Problem requirements:
Retype the full set of records. Keep every character identical.

:::::

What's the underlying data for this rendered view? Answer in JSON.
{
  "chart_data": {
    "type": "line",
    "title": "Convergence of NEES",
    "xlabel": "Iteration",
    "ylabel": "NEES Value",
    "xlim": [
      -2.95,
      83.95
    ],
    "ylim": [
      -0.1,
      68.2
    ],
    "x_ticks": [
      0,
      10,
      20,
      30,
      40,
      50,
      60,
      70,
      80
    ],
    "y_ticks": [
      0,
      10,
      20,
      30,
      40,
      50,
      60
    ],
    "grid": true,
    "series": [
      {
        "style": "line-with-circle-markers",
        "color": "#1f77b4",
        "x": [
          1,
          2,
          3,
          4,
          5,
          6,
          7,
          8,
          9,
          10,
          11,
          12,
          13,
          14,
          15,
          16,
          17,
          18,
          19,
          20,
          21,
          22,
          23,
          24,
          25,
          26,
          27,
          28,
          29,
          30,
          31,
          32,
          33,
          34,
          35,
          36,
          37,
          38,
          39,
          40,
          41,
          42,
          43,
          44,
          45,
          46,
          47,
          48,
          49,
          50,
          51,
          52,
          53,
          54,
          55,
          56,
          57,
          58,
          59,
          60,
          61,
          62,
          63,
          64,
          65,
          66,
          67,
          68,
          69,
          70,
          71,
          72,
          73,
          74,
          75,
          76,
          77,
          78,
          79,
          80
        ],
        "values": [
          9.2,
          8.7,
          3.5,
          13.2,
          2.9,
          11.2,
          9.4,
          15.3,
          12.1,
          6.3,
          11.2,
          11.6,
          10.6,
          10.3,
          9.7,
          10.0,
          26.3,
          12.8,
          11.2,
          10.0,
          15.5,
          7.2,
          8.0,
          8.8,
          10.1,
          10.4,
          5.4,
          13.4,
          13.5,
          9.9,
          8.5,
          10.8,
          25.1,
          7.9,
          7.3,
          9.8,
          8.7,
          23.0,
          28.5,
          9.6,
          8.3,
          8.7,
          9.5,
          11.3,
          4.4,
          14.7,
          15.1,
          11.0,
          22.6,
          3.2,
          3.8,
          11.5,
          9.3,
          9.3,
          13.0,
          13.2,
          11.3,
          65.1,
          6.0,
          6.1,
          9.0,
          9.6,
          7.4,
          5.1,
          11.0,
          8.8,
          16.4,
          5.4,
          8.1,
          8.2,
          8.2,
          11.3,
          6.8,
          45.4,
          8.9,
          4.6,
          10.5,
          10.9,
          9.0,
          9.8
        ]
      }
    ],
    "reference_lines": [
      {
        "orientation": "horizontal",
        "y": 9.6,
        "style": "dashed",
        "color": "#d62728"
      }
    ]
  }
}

:::::

Task result:
What's the underlying data for this rendered view? Answer in JSON.
{
  "chart_data": {
    "type": "line",
    "title": "Convergence of NEES",
    "xlabel": "Iteration",
    "ylabel": "NEES Value",
    "xlim": [
      -2.95,
      83.95
    ],
    "ylim": [
      -0.1,
      68.2
    ],
    "x_ticks": [
      0,
      10,
      20,
      30,
      40,
      50,
      60,
      70,
      80
    ],
    "y_ticks": [
      0,
      10,
      20,
      30,
      40,
      50,
      60
    ],
    "grid": true,
    "series": [
      {
        "style": "line-with-circle-markers",
        "color": "#1f77b4",
        "x": [
          1,
          2,
          3,
          4,
          5,
          6,
          7,
          8,
          9,
          10,
          11,
          12,
          13,
          14,
          15,
          16,
          17,
          18,
          19,
          20,
          21,
          22,
          23,
          24,
          25,
          26,
          27,
          28,
          29,
          30,
          31,
          32,
          33,
          34,
          35,
          36,
          37,
          38,
          39,
          40,
          41,
          42,
          43,
          44,
          45,
          46,
          47,
          48,
          49,
          50,
          51,
          52,
          53,
          54,
          55,
          56,
          57,
          58,
          59,
          60,
          61,
          62,
          63,
          64,
          65,
          66,
          67,
          68,
          69,
          70,
          71,
          72,
          73,
          74,
          75,
          76,
          77,
          78,
          79,
          80
        ],
        "values": [
          9.2,
          8.7,
          3.5,
          13.2,
          2.9,
          11.2,
          9.4,
          15.3,
          12.1,
          6.3,
          11.2,
          11.6,
          10.6,
          10.3,
          9.7,
          10.0,
          26.3,
          12.8,
          11.2,
          10.0,
          15.5,
          7.2,
          8.0,
          8.8,
          10.1,
          10.4,
          5.4,
          13.4,
          13.5,
          9.9,
          8.5,
          10.8,
          25.1,
          7.9,
          7.3,
          9.8,
          8.7,
          23.0,
          28.5,
          9.6,
          8.3,
          8.7,
          9.5,
          11.3,
          4.4,
          14.7,
          15.1,
          11.0,
          22.6,
          3.2,
          3.8,
          11.5,
          9.3,
          9.3,
          13.0,
          13.2,
          11.3,
          65.1,
          6.0,
          6.1,
          9.0,
          9.6,
          7.4,
          5.1,
          11.0,
          8.8,
          16.4,
          5.4,
          8.1,
          8.2,
          8.2,
          11.3,
          6.8,
          45.4,
          8.9,
          4.6,
          10.5,
          10.9,
          9.0,
          9.8
        ]
      }
    ],
    "reference_lines": [
      {
        "orientation": "horizontal",
        "y": 9.6,
        "style": "dashed",
        "color": "#d62728"
      }
    ]
  }
}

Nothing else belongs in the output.